WHAT TO WORK ON: Find each line with "text" and copy it.

(Records from a data collection)
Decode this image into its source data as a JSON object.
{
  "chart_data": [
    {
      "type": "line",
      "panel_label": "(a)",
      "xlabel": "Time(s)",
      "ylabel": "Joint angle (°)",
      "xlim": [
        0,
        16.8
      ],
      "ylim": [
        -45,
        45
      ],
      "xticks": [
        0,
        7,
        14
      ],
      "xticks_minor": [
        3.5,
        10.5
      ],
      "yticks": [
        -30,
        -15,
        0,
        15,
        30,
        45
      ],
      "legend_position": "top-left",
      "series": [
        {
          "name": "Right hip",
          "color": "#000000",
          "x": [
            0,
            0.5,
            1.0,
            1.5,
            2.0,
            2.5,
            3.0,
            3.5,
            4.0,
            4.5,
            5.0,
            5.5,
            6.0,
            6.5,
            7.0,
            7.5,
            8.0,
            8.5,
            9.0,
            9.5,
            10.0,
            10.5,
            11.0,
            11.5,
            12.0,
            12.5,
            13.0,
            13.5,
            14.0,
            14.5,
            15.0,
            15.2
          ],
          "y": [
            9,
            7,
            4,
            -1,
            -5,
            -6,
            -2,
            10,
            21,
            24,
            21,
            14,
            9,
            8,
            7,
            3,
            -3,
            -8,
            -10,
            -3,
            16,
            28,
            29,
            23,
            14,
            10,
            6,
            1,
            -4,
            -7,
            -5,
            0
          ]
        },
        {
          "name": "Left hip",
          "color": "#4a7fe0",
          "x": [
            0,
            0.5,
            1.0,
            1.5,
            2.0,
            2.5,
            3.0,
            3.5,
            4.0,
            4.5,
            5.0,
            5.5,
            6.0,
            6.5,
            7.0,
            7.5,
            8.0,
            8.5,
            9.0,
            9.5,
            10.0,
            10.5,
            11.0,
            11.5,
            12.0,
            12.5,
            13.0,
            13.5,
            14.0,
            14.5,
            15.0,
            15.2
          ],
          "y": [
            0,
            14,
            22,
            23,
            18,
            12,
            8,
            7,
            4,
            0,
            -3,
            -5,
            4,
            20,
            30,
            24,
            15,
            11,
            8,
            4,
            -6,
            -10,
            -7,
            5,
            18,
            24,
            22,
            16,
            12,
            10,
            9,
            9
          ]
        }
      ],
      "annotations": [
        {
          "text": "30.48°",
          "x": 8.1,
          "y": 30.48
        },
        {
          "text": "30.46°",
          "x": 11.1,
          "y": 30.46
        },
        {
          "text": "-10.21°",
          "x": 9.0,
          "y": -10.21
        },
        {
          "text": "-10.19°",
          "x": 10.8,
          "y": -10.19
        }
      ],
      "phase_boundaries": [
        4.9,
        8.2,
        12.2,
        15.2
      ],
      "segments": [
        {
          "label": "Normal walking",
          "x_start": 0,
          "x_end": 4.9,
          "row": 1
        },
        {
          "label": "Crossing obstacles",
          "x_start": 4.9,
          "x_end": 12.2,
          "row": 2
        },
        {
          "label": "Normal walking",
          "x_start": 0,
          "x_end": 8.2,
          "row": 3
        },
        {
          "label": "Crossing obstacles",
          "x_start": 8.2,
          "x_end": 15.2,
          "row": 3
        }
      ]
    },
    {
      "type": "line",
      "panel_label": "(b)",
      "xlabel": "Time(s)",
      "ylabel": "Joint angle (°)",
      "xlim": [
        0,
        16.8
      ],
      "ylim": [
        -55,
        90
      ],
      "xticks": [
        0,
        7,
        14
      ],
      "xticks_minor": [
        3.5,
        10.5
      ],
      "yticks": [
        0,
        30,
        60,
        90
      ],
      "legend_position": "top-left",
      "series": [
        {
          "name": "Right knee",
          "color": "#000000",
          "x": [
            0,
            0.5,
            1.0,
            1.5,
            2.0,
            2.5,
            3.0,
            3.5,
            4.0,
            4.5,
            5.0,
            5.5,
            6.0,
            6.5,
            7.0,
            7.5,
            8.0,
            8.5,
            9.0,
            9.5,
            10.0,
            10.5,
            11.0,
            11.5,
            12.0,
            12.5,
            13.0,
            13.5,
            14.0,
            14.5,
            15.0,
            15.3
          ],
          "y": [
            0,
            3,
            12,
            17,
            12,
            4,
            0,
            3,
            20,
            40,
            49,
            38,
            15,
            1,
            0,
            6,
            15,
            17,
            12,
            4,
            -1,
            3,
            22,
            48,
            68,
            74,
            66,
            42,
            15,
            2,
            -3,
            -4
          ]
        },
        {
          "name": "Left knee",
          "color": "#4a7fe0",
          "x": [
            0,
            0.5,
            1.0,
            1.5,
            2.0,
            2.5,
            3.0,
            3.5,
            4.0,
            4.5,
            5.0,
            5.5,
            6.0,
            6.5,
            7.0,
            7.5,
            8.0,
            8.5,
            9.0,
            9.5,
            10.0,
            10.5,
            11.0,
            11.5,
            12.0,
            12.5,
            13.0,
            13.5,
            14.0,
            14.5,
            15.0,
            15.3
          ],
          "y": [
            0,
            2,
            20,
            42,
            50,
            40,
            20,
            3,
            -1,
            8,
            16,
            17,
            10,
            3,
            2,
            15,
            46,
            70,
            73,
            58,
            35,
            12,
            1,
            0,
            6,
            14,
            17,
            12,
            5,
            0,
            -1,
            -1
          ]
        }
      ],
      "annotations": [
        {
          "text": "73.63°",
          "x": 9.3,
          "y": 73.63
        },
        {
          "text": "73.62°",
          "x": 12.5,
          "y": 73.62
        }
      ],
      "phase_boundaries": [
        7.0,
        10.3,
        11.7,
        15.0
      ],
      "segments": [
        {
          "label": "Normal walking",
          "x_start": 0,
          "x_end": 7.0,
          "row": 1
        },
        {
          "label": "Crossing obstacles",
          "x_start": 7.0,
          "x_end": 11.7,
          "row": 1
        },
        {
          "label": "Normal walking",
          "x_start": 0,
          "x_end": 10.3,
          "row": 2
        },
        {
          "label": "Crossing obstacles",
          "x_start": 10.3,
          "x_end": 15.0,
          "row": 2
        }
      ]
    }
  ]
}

IN RESPONSE:
          "text": "30.48°",
          "text": "30.46°",
          "text": "-10.21°",
          "text": "-10.19°",
          "text": "73.63°",
          "text": "73.62°",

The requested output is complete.